___ TEXT SEGMENT ___
Intel Expects to Have 100 Developers Evaluating Many-Core Accelerators by Year End

From X-bit Labs: At the Intel Developer Forum (IDF) the world's largest maker of microprocessors provided an update on the progress of the Intel Many Integrated Core (Intel MIC) architecture for high-performance computing segments. Intel plans to launch its first MIC product on Intel’s upcoming 22nm process technology and expects to have more than 100 developer sites for MIC by the end of 2011.

The add-on accelerators Intel MIC micro-architecture are expected to be used for highly parallel applications in high performance computing segments such as scientific exploration and research, weather modeling and other. But MIC - just like existing AMD FireStream or Nvidia Tesla solutions - will not replace processors like AMD Opteron or Intel Xeon, but will accelerate special applications only. Even though at present developers use proprietary tools to take advantage of Tesla or FireStream pretty successfully, as the world's No. 1 supercomputer now uses Nvidia Tesla along with Intel Xeon chips, Intel insists that x86 compatibility with x86 will give it unique advantages.
___ MATERIAL PROVIDED ___
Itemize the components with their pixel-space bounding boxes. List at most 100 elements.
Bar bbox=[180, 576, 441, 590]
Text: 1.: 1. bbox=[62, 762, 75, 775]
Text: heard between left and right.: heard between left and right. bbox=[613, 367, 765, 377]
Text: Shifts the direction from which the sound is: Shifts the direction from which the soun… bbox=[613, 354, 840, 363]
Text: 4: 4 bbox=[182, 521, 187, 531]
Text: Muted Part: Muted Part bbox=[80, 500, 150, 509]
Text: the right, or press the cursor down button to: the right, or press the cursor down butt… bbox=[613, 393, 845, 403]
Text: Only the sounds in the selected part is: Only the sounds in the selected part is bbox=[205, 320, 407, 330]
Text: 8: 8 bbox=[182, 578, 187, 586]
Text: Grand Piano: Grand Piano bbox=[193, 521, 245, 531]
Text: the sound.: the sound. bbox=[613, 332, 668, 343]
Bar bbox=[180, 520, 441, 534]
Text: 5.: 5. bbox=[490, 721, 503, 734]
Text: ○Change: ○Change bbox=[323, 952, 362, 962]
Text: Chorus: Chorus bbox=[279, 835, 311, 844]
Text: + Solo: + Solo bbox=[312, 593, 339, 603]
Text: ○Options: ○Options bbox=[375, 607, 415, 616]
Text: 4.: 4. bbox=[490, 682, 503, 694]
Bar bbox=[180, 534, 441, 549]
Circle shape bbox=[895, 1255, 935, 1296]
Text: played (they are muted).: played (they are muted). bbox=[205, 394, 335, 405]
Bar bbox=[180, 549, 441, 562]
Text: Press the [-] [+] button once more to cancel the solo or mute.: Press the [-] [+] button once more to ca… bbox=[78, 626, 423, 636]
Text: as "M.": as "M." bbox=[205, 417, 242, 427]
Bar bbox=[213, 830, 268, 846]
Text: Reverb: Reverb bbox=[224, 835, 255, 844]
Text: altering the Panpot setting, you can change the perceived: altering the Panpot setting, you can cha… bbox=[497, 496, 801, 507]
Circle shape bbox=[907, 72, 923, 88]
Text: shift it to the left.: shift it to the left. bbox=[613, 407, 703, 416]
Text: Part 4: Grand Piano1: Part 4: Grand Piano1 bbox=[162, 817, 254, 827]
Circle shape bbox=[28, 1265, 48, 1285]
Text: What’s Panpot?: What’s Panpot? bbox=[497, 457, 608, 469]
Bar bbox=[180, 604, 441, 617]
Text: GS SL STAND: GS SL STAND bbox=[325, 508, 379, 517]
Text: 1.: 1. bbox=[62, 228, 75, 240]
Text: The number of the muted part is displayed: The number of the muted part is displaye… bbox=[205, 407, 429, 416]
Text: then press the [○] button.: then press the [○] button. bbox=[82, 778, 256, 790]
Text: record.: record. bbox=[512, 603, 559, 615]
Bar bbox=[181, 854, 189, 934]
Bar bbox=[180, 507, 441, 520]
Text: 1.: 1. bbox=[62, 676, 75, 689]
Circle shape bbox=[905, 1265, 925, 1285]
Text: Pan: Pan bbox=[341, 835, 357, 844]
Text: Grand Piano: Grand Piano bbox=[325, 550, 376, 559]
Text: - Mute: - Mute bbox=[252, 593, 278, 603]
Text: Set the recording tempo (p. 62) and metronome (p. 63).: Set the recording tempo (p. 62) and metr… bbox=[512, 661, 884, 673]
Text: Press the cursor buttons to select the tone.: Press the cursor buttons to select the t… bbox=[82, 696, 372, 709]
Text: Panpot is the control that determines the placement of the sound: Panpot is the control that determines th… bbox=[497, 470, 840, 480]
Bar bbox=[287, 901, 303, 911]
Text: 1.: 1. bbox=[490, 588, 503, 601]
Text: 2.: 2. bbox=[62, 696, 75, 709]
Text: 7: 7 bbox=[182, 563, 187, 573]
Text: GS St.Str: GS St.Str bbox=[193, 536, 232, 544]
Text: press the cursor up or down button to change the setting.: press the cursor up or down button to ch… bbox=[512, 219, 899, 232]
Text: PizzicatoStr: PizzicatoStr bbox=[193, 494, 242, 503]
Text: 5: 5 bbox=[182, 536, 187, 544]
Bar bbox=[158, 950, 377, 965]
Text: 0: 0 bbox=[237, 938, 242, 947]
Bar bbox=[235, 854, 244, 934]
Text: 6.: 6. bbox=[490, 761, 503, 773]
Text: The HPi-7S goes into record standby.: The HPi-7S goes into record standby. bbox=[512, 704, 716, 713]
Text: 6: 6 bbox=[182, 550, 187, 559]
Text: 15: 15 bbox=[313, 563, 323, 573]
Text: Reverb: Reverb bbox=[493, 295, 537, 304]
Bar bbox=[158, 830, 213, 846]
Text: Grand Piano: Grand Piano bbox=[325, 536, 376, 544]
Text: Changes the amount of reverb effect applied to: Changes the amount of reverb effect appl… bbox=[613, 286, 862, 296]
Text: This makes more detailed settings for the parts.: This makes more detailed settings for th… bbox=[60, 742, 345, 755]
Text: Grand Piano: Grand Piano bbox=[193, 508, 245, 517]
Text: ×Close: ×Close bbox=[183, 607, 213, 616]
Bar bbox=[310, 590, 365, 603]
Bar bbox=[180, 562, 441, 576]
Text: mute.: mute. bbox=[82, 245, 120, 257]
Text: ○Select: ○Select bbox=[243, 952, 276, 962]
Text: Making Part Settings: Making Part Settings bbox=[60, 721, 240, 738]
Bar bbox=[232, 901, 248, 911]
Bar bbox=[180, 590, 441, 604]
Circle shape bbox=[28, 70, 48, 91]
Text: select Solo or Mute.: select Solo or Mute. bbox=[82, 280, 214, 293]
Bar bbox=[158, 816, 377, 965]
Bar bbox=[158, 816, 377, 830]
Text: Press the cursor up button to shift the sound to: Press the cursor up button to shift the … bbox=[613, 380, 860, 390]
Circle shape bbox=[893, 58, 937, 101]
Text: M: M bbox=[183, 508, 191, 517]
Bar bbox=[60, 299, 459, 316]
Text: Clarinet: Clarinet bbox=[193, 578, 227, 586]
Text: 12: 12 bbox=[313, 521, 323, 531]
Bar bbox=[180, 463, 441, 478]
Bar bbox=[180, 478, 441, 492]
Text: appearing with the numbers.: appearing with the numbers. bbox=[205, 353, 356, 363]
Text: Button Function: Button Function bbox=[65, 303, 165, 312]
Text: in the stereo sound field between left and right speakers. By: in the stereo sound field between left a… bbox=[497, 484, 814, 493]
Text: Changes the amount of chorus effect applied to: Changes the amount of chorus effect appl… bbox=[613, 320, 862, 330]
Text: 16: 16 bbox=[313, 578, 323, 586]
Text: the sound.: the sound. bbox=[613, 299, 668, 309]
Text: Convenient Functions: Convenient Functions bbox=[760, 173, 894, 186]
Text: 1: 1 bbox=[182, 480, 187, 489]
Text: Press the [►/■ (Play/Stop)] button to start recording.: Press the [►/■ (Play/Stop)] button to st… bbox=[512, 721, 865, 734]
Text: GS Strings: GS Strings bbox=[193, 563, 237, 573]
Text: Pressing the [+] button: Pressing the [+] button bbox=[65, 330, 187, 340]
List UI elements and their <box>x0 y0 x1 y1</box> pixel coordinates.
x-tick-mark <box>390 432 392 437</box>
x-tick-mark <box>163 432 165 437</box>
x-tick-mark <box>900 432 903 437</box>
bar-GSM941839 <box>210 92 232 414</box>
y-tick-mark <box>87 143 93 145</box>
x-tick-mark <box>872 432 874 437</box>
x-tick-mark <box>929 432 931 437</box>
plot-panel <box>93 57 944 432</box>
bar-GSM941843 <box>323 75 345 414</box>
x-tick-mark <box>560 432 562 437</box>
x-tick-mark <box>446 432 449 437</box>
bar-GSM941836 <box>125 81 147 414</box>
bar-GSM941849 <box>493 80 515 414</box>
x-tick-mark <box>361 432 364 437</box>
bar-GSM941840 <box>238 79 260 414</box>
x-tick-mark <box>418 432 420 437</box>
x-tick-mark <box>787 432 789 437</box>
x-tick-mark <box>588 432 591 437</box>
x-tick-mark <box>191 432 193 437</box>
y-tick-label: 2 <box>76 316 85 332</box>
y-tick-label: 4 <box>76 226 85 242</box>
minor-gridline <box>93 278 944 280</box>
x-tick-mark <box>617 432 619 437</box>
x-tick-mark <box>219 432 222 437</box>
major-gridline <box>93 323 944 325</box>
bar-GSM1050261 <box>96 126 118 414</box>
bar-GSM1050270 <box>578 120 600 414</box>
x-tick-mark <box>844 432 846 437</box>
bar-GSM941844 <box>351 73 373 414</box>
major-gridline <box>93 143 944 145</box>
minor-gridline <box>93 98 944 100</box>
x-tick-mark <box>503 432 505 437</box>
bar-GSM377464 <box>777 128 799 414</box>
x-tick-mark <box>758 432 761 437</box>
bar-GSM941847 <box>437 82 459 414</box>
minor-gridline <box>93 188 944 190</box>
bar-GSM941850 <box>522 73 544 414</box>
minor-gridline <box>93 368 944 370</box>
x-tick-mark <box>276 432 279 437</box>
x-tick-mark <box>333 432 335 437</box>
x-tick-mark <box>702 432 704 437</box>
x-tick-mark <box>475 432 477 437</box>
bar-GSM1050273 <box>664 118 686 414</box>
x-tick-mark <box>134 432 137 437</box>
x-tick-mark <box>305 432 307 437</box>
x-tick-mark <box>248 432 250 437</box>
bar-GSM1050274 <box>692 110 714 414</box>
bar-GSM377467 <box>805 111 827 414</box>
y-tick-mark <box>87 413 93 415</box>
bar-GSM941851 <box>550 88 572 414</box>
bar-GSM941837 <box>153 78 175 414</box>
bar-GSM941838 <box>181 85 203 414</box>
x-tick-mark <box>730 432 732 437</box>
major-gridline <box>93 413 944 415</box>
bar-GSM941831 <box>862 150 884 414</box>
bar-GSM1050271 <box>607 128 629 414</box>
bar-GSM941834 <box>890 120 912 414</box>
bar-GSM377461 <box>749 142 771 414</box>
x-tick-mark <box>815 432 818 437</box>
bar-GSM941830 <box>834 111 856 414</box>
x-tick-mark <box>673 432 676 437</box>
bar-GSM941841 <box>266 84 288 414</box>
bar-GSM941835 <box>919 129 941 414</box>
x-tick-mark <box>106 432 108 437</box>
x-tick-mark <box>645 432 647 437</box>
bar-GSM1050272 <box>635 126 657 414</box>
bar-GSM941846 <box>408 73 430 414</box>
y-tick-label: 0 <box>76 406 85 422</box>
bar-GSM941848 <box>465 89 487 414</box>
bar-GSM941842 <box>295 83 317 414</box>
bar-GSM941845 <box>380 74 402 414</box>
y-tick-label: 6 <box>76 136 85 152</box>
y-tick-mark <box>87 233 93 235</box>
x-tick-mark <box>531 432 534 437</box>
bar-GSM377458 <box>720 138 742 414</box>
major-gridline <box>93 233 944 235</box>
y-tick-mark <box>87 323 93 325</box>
___
ACTIONS TO TAKE:
1. According to the article on Intel's many-core accelerators, how many developer sites for MIC does Intel expect to have by the end of 2011?
2. Resume the article on Intel's many-core accelerators, picking up after its last sentence.

TASK RESPONSES:
1. More than 100 developer sites.

2.
"Think about Intel MIC as a co-processor. The advantage here is that you can use the same compilers, the same tools, the same [Intel] VTunes [performance profilers] that power around 90% of the Top 500. The next generation you run the compiler, it will optimize the workloads for the Intel cores, that are in the Xeon CPUs, and it will optimize on these new PCI Express cards that will have more than 50 cores and be on our 22nm process technology. So it will automatically balance that workload for the highest-parallel workloads on the planet," Kirk Skaugen, vice president of the Intel architecture group and general manager of Intel's data center group, during his keynote at the Intel Developer Forum (IDF).

So far Intel has supplied code-named Knights Ferry MIC test platform to select developers and plans to expand the number of developers, who can have the hardware, to one hundred by the end of 2011. While the number seems to be large, it is negligible compared to access to Nvidia's CUDA highly-parallel software development platform, which is available for everyone. Back in 2010 the company indicated that 600 thousand CUDA toolkits had been downloaded.